— Start of Source records —

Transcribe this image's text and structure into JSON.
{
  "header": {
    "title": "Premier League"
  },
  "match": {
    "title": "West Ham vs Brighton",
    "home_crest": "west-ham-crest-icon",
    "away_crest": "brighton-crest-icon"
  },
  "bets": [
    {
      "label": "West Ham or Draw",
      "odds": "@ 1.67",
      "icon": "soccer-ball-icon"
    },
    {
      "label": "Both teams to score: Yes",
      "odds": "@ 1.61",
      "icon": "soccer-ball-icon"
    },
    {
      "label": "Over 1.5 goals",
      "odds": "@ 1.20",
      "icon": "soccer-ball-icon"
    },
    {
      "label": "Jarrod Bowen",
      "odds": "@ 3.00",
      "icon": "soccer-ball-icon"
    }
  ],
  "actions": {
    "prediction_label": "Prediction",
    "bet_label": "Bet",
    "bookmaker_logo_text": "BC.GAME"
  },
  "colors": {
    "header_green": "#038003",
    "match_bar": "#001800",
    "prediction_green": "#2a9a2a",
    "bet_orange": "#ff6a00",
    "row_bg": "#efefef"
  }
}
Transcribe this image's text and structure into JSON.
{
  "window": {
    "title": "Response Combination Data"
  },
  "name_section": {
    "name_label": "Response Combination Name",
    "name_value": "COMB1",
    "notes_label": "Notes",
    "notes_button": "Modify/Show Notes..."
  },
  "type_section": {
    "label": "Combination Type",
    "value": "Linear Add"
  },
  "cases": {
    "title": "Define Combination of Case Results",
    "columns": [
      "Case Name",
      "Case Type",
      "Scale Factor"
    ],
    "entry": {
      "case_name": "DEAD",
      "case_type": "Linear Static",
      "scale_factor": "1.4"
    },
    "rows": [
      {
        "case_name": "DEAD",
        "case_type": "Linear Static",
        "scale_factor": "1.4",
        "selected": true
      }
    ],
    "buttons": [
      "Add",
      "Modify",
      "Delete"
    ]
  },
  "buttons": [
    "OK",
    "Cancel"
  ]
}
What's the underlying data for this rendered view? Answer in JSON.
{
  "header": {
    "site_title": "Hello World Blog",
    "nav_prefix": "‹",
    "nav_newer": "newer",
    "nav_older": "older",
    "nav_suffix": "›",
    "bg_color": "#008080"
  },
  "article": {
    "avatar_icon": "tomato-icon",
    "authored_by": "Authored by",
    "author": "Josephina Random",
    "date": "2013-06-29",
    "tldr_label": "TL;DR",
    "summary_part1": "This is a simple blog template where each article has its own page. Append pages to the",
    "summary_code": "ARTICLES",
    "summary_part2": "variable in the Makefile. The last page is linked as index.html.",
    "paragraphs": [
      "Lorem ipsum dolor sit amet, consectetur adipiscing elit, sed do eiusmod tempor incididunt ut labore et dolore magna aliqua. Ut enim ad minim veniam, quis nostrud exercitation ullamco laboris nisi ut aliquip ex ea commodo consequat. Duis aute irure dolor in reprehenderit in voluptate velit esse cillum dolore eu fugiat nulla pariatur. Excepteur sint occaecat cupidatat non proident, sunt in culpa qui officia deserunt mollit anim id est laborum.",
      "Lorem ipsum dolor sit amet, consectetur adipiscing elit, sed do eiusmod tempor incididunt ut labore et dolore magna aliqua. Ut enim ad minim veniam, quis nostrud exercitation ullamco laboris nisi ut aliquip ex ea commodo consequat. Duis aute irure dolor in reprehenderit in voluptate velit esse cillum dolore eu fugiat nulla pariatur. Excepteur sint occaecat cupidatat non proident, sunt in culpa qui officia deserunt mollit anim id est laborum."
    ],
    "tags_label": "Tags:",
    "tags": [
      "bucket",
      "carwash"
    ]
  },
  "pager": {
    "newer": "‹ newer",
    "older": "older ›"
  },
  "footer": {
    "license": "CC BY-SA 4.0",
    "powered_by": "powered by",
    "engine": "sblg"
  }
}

— End of Source records —

__Exercise goal__. Identify and copy all lines with the word "Notes".

__Exercise response__.
    "notes_label": "Notes",
    "notes_button": "Modify/Show Notes..."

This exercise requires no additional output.